» Your goal:
Each entry below is to be extracted exactly.

________________________________________

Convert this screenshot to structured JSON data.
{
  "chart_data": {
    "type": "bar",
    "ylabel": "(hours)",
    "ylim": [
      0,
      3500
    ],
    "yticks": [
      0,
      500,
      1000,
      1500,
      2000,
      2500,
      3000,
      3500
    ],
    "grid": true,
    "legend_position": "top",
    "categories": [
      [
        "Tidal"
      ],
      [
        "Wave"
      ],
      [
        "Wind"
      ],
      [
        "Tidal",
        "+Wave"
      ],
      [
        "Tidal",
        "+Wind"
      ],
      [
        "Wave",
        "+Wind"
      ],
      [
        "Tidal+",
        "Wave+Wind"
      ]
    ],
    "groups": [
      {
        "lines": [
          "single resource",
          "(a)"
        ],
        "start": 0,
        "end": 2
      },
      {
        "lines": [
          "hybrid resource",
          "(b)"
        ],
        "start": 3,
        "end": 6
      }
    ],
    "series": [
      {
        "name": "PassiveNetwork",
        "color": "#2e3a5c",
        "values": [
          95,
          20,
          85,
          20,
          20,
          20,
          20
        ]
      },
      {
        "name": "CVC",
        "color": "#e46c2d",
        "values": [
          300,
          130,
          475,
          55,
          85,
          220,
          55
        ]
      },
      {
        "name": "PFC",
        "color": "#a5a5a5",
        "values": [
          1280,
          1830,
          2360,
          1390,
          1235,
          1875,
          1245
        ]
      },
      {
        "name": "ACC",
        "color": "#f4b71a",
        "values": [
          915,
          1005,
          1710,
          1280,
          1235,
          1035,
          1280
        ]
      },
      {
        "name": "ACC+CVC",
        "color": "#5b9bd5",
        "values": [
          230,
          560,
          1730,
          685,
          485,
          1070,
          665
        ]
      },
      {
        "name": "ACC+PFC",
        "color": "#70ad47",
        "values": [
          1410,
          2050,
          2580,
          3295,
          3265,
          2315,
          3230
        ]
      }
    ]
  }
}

________________________________________

» Exercise answer:
Convert this screenshot to structured JSON data.
{
  "chart_data": {
    "type": "bar",
    "ylabel": "(hours)",
    "ylim": [
      0,
      3500
    ],
    "yticks": [
      0,
      500,
      1000,
      1500,
      2000,
      2500,
      3000,
      3500
    ],
    "grid": true,
    "legend_position": "top",
    "categories": [
      [
        "Tidal"
      ],
      [
        "Wave"
      ],
      [
        "Wind"
      ],
      [
        "Tidal",
        "+Wave"
      ],
      [
        "Tidal",
        "+Wind"
      ],
      [
        "Wave",
        "+Wind"
      ],
      [
        "Tidal+",
        "Wave+Wind"
      ]
    ],
    "groups": [
      {
        "lines": [
          "single resource",
          "(a)"
        ],
        "start": 0,
        "end": 2
      },
      {
        "lines": [
          "hybrid resource",
          "(b)"
        ],
        "start": 3,
        "end": 6
      }
    ],
    "series": [
      {
        "name": "PassiveNetwork",
        "color": "#2e3a5c",
        "values": [
          95,
          20,
          85,
          20,
          20,
          20,
          20
        ]
      },
      {
        "name": "CVC",
        "color": "#e46c2d",
        "values": [
          300,
          130,
          475,
          55,
          85,
          220,
          55
        ]
      },
      {
        "name": "PFC",
        "color": "#a5a5a5",
        "values": [
          1280,
          1830,
          2360,
          1390,
          1235,
          1875,
          1245
        ]
      },
      {
        "name": "ACC",
        "color": "#f4b71a",
        "values": [
          915,
          1005,
          1710,
          1280,
          1235,
          1035,
          1280
        ]
      },
      {
        "name": "ACC+CVC",
        "color": "#5b9bd5",
        "values": [
          230,
          560,
          1730,
          685,
          485,
          1070,
          665
        ]
      },
      {
        "name": "ACC+PFC",
        "color": "#70ad47",
        "values": [
          1410,
          2050,
          2580,
          3295,
          3265,
          2315,
          3230
        ]
      }
    ]
  }
}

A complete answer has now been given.